▶ _Problem requirements_
Scan the listing below. Report each line that includes "color".

(A run of records)
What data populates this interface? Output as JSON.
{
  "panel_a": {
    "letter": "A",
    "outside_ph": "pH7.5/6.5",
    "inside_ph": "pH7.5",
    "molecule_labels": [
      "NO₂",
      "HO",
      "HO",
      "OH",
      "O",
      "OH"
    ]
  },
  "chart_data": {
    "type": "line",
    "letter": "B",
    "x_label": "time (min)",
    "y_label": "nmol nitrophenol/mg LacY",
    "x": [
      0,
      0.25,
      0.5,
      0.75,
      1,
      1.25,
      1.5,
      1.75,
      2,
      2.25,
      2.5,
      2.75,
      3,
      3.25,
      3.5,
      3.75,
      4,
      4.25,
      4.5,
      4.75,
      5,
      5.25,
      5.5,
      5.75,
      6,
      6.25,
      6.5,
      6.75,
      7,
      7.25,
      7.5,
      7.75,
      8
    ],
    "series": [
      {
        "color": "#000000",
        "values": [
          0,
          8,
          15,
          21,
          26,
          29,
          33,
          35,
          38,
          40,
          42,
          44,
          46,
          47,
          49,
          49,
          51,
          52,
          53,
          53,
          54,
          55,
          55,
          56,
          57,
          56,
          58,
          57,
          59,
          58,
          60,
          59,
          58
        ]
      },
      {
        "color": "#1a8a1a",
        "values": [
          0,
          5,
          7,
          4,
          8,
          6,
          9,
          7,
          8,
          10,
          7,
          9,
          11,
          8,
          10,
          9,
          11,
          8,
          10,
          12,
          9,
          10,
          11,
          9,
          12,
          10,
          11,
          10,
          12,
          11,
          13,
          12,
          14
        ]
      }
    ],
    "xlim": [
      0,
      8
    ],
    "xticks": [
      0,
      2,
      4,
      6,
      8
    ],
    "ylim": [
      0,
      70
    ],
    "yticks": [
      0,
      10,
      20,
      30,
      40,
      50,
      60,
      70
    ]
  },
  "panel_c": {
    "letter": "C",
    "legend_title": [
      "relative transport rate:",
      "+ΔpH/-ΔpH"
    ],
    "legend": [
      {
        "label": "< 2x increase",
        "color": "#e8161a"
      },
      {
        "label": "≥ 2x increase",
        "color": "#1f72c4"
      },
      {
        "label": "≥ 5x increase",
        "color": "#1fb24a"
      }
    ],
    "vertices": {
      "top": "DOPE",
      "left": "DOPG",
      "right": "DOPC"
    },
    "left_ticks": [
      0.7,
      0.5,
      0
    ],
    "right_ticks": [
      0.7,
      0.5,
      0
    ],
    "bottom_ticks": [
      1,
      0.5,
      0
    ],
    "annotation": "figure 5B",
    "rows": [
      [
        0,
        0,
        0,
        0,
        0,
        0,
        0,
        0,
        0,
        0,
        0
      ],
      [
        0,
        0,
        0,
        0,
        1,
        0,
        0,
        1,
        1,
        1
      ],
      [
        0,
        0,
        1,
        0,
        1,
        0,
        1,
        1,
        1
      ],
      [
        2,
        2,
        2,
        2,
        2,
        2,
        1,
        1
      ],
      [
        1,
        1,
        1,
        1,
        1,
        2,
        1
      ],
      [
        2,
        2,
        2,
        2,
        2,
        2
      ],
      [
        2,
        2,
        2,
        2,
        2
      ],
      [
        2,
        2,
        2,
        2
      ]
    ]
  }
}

▶ _Task output_
        "color": "#000000",
        "color": "#1a8a1a",
        "color": "#e8161a"
        "color": "#1f72c4"
        "color": "#1fb24a"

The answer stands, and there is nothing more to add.